> [Given task]: Check every line below for the word "lakásszövetkezetek" and copy each one that has it.

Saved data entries
⁂

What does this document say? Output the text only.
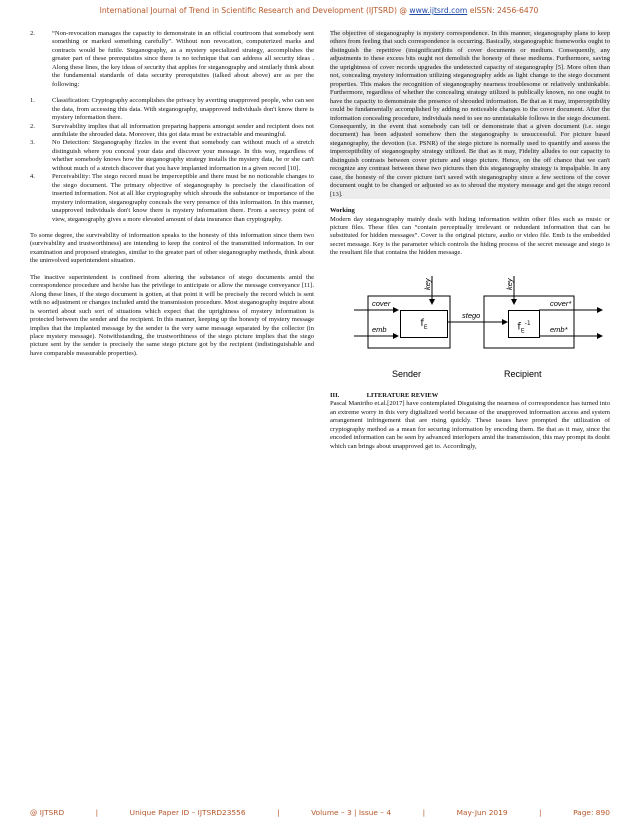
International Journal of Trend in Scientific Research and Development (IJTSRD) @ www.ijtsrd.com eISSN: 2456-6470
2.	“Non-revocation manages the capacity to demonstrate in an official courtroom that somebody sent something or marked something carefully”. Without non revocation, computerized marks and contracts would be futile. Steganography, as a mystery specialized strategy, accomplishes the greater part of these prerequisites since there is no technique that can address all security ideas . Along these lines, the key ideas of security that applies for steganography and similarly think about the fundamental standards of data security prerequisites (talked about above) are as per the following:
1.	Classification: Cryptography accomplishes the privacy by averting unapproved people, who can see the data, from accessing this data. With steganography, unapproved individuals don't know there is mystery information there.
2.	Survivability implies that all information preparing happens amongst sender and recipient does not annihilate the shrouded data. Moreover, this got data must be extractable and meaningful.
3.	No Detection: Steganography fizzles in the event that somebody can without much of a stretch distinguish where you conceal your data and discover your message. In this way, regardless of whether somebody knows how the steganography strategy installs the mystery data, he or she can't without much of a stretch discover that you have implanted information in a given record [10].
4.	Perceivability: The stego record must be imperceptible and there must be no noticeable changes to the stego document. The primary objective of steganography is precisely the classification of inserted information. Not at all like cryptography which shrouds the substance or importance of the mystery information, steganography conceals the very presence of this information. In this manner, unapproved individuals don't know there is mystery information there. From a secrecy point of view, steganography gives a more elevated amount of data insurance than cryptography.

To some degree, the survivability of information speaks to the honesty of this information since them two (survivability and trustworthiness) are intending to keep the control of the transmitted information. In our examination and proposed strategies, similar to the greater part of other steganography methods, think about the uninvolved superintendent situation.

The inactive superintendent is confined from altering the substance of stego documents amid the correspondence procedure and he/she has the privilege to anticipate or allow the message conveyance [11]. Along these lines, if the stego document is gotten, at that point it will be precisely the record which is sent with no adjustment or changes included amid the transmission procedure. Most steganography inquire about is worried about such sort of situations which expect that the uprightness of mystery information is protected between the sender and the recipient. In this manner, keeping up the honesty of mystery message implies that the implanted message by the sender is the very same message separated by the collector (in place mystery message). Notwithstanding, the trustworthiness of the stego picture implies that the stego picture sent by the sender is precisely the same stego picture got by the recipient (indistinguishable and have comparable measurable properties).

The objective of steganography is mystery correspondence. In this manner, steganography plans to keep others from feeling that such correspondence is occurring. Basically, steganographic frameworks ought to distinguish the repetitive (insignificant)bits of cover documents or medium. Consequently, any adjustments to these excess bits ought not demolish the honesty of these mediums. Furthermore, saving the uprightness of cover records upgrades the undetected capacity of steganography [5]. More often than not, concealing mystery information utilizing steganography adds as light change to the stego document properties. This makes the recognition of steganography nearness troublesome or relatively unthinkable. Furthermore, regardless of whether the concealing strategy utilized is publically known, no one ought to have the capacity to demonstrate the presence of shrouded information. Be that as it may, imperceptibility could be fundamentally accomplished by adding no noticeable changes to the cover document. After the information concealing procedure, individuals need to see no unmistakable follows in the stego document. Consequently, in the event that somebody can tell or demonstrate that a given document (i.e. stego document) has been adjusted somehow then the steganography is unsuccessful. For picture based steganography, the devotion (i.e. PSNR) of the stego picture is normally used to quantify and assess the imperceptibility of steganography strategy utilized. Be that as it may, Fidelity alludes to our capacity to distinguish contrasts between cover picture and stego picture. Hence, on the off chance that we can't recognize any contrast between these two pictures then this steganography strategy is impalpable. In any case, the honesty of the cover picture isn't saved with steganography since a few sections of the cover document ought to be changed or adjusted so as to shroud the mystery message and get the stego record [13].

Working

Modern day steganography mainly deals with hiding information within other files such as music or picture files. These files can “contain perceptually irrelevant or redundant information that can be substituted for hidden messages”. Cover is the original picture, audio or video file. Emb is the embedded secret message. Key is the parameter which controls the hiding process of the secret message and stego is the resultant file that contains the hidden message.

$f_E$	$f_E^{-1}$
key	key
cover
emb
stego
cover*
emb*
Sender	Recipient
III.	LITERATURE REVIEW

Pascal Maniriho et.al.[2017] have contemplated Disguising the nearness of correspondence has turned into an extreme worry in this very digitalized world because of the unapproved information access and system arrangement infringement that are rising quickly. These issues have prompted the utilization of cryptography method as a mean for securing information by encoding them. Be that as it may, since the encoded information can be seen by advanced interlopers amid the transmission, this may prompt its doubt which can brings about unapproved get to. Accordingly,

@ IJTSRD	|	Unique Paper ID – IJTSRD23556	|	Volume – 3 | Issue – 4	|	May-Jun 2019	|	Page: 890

⁂

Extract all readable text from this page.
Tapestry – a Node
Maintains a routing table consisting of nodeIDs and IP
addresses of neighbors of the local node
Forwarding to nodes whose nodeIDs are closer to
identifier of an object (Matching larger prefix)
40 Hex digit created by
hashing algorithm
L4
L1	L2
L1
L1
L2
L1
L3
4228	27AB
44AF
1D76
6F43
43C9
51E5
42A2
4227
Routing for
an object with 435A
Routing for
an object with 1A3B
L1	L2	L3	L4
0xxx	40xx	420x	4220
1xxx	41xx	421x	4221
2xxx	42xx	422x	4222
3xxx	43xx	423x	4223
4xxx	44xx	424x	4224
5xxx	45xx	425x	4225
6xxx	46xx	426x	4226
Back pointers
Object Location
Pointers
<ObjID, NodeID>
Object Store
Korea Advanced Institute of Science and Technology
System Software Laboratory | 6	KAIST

⁂

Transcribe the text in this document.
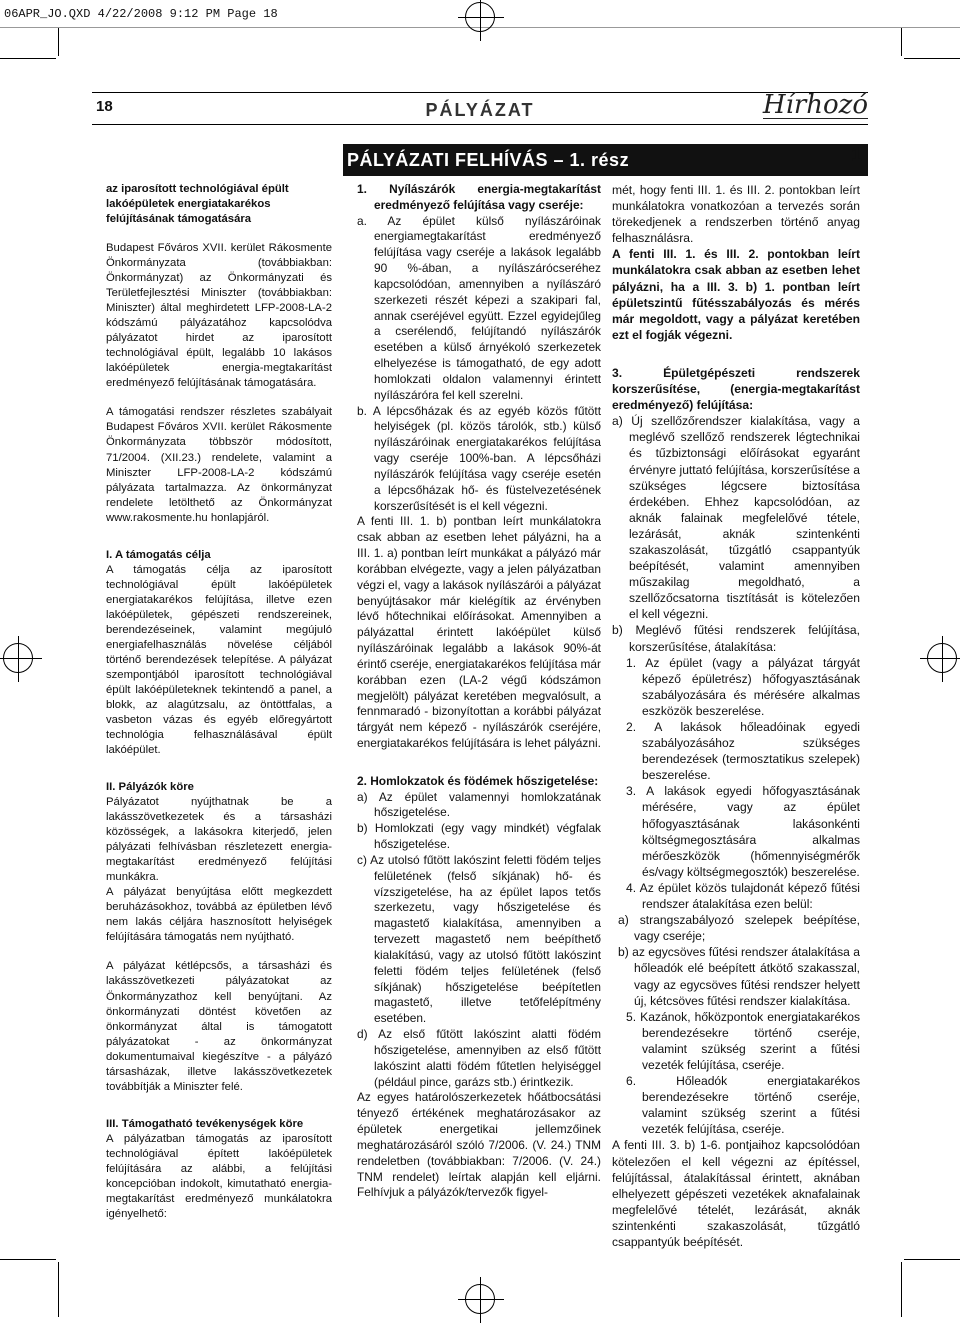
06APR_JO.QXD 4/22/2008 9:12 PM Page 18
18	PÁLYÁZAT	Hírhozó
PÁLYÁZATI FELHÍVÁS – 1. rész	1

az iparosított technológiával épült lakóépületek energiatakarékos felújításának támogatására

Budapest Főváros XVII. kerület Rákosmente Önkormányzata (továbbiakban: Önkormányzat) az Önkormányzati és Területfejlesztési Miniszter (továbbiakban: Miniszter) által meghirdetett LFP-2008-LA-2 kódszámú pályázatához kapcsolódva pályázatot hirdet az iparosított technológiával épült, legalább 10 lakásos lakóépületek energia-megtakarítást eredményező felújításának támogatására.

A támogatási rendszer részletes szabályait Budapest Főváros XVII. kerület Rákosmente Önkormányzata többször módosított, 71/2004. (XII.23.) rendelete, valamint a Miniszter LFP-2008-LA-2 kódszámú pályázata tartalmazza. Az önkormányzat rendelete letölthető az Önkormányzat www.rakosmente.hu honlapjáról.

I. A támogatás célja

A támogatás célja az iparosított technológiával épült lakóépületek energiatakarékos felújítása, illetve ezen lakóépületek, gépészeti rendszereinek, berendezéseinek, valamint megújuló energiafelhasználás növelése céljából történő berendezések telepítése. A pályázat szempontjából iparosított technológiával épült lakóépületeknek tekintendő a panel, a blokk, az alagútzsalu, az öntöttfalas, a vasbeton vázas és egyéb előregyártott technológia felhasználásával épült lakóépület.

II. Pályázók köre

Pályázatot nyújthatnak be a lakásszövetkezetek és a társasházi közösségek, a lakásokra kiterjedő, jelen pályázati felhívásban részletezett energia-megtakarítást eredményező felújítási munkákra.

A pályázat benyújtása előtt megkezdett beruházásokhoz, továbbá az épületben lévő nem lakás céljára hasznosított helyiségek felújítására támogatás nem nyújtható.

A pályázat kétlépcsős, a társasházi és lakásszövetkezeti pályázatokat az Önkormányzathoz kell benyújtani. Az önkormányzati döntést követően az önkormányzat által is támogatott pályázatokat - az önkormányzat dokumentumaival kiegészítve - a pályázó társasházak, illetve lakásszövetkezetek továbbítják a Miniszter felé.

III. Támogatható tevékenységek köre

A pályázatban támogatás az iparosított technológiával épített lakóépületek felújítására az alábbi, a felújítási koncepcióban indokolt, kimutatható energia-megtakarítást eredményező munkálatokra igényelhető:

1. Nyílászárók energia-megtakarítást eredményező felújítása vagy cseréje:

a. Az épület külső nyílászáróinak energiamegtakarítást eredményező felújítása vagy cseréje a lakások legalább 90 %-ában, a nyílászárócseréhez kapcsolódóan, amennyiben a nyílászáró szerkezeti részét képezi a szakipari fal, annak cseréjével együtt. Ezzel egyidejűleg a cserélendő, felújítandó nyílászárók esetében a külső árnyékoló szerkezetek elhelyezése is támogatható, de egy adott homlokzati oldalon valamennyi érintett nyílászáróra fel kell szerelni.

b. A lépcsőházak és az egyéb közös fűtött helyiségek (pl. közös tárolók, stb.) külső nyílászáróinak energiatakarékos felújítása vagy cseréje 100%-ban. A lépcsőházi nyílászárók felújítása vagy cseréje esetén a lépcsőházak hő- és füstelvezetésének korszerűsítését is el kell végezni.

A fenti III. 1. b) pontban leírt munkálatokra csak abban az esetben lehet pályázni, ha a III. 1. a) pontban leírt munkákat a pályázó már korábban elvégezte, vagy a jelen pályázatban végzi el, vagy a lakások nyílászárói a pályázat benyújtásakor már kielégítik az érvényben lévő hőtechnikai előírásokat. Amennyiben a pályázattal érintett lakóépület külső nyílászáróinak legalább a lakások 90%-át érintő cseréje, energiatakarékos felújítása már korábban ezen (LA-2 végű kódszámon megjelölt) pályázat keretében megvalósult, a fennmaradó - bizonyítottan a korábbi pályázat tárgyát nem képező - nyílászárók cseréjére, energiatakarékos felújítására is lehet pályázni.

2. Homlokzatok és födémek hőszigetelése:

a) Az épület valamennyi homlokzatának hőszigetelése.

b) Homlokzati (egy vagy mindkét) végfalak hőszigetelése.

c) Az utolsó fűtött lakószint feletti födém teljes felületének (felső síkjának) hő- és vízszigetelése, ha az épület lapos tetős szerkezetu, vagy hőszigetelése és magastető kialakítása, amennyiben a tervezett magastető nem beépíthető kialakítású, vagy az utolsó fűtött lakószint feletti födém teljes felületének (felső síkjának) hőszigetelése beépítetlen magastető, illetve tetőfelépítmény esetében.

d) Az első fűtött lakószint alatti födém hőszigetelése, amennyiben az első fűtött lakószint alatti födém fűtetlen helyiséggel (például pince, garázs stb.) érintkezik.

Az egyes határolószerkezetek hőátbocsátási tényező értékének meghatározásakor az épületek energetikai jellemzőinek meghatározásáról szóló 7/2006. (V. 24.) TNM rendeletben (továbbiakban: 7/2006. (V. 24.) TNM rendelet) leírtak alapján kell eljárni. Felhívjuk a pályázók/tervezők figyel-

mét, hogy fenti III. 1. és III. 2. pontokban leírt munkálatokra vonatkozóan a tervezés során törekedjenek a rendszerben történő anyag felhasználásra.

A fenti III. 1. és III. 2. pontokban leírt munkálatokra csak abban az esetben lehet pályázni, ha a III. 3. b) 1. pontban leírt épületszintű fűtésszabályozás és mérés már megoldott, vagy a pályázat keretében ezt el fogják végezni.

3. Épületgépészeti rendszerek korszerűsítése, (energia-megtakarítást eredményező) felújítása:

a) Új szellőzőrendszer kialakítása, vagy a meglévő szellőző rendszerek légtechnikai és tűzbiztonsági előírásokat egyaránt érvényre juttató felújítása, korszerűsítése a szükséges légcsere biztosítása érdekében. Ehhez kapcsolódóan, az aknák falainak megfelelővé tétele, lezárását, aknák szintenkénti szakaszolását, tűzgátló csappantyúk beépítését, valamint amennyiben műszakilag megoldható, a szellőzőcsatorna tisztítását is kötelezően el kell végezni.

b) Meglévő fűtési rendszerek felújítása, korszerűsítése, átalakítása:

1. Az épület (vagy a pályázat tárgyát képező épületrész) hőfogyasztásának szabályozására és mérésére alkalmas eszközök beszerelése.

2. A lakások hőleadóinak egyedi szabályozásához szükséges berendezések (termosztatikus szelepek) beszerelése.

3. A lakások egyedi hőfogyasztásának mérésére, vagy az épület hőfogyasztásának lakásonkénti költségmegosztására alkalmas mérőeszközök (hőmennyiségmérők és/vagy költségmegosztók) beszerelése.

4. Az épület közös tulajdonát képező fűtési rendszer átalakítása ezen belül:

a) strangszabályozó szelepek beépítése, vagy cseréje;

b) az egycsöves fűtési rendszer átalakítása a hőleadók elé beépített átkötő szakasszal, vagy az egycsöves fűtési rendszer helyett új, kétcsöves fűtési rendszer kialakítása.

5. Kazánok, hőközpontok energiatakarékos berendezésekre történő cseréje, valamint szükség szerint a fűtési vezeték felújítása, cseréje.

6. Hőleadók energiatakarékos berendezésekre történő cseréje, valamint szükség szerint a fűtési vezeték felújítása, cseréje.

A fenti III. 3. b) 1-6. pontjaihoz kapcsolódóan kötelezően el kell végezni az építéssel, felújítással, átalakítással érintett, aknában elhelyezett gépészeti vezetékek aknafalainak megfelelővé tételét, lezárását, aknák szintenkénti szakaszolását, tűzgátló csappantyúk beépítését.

⁂

> [Answer to this task]:
Pályázatot nyújthatnak be a lakásszövetkezetek és a társasházi közösségek, a lakásokra kiterjedő, jelen pályázati felhívásban részletezett energia-megtakarítást eredményező felújítási munkákra.
A pályázat kétlépcsős, a társasházi és lakásszövetkezeti pályázatokat az Önkormányzathoz kell benyújtani. Az önkormányzati döntést követően az önkormányzat által is támogatott pályázatokat - az önkormányzat dokumentumaival kiegészítve - a pályázó társasházak, illetve lakásszövetkezetek továbbítják a Miniszter felé.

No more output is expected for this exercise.